--- BEGIN EXCERPTED PASSAGE ---
Claimants respond to Interrogatory No. 12 and RFP No. 16 by claiming work product privilege and arguing the requests are not proper because they involve documents generated by and in possession of the Defendants themselves.

Interrogatory No. 29 asks whether Claimants have obtained any witness statements or had any conversations or contact with current or former employees of Goodyear regarding the tire or the accident involved in this case.

Claimants objected on grounds of work product privilege.

Interrogatory No. 30 asks Claimants to set forth details of any other incident, claim or lawsuit of which they are aware, arising from the same or similar circumstances as those in the present case.

Claimants objected on grounds of work product privilege.

RFP No. 18 asks Claimants to produce any written or printed material in the actual or constructive possession of Claimants or their counsel relating in any way to the tire in question.

Claimants responded by claiming work product privilege and arguing the requests are not proper because they involve documents generated by and in possession of the Defendants themselves. In addition, Claimants objected on grounds of vagueness, in that it is unclear what is meant by "constructive possession"; however, Plaintiff-Intervenors added that, to the extent they understand the question, "those items would be produced if we have any." Counsel for both sets of Claimants stated that, to the extent they understand this request, there are no such documents in their possession.

Application of Work Product Doctrine

The work product doctrine was first articulated by the United States Supreme Court in the case of Hickman v. Taylor, 329 U.S. 495, 67 S. Ct. 385 (1947), and was later incorporated into Fed.R.Civ.P. 26(b)(3), adopted in 1970. The work product privilege exists "to promote the adversary system by safeguarding the fruits of any attorney's trial preparation from the discovery attempts of the opponent." United States v. Am. Tel. Tel. Co., 642 F.2d 1285, 1299 (D.C. Cir. 1980).
--- END EXCERPTED PASSAGE ---
--- BEGIN RAW DATA ---
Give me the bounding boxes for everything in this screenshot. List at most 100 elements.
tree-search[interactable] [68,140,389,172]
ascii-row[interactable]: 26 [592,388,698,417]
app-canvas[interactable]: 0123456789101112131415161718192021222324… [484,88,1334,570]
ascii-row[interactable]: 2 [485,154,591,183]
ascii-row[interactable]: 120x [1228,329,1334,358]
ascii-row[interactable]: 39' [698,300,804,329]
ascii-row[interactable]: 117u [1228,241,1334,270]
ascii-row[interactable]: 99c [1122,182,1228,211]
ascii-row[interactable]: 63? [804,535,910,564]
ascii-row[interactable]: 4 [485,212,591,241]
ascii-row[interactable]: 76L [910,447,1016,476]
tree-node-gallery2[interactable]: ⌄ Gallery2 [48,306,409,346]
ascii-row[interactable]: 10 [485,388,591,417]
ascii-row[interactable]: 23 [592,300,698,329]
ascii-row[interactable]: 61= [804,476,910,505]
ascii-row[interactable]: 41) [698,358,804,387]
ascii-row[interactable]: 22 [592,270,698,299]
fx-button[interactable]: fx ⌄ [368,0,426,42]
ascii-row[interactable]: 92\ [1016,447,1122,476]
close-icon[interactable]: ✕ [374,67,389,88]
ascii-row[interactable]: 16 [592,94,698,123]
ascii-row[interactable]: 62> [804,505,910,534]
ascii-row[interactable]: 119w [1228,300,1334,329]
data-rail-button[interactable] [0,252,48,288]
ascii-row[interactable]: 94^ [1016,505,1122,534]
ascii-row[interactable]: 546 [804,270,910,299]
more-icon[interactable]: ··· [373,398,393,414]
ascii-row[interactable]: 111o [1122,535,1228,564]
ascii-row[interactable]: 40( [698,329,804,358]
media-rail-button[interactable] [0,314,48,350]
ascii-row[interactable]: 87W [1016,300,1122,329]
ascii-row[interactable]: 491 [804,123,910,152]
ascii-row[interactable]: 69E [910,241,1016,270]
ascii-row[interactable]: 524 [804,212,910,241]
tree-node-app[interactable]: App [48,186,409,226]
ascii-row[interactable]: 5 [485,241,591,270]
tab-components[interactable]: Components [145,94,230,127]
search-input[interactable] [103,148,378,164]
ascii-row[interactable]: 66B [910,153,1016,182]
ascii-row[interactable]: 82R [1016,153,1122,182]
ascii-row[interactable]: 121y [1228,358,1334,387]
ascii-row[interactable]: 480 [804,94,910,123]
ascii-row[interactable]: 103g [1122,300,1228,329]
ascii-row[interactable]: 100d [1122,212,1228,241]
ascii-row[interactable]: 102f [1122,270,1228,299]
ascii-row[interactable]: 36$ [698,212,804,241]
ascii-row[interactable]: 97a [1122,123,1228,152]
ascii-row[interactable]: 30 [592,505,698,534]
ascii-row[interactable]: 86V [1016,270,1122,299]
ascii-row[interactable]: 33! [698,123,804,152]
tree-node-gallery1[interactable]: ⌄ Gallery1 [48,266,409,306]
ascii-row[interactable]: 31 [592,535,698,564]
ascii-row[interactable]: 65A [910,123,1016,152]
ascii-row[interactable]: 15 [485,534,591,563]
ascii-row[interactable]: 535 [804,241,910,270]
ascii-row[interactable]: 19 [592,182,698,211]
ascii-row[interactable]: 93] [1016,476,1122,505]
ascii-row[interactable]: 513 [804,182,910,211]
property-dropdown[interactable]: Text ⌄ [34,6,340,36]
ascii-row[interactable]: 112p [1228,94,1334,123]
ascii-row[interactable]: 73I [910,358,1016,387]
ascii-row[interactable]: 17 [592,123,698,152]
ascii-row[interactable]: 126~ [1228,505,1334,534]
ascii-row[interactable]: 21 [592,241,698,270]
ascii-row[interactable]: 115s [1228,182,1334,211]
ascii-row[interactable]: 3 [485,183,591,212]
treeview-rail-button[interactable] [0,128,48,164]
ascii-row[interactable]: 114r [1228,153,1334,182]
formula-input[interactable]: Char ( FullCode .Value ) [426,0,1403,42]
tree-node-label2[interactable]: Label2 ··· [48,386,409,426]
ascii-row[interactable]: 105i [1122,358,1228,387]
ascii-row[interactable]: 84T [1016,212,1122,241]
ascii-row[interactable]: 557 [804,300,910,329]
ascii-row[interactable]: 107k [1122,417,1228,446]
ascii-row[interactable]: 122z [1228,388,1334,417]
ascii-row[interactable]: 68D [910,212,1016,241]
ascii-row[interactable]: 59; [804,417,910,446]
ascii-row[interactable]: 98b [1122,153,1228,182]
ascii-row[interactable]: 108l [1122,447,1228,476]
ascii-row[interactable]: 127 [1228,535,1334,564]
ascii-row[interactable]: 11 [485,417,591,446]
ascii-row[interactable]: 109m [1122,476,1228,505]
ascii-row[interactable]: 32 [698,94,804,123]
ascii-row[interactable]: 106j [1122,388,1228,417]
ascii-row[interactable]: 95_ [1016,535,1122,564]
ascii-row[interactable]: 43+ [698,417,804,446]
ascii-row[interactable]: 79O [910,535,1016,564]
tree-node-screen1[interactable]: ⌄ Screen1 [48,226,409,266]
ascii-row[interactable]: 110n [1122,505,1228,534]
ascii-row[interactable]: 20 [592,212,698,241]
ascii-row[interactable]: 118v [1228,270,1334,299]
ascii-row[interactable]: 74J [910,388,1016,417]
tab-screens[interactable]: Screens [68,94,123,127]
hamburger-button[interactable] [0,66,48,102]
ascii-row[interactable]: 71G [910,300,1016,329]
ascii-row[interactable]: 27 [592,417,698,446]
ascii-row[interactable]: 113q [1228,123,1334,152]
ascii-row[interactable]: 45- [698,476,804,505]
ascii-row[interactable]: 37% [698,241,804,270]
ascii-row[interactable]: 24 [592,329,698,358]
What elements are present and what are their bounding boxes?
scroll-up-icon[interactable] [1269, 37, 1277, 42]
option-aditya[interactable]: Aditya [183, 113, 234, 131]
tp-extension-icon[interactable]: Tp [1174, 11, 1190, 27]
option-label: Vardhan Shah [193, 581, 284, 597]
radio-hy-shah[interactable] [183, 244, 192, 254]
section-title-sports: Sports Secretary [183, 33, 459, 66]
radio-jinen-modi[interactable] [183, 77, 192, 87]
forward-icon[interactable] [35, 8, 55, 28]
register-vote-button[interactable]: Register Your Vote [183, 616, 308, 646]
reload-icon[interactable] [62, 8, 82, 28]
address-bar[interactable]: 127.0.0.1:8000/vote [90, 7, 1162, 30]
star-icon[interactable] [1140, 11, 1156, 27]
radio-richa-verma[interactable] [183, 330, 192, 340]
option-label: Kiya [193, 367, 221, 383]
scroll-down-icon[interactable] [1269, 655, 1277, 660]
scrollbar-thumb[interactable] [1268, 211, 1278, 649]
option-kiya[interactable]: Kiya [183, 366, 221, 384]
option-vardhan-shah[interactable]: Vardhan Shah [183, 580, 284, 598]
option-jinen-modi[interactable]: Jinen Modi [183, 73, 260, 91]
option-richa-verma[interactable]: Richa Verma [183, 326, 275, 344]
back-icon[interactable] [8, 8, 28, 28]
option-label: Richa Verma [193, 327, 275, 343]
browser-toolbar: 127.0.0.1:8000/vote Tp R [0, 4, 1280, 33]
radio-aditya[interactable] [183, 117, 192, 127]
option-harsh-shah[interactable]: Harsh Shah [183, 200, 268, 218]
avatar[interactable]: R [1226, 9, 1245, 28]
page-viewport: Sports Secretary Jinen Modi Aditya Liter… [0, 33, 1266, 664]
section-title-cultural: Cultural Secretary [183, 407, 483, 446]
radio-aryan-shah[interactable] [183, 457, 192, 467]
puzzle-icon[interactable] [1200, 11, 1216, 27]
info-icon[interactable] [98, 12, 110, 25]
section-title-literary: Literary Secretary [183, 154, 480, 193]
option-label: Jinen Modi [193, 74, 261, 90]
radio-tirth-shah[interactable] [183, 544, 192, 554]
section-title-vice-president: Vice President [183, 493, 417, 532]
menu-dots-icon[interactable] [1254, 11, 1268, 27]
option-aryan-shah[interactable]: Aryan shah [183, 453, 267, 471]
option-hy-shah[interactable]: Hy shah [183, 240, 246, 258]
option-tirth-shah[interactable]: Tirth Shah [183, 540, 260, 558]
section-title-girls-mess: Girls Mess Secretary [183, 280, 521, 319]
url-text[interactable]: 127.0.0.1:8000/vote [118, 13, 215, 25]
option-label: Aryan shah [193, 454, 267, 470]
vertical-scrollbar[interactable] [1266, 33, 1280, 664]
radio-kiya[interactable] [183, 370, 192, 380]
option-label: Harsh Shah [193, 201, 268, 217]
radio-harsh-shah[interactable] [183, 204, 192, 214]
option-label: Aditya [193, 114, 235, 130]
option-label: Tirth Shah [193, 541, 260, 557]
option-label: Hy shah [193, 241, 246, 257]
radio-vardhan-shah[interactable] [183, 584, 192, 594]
--- END RAW DATA ---
> _INSTRUCTIONS FOR THE TASK_
According to the excerpt on the discovery objections, in which case did the United States Supreme Court first articulate the work product doctrine?

> _OUTPUT FOR THIS TASK_
Hickman v. Taylor, 329 U.S. 495, 67 S. Ct. 385 (1947).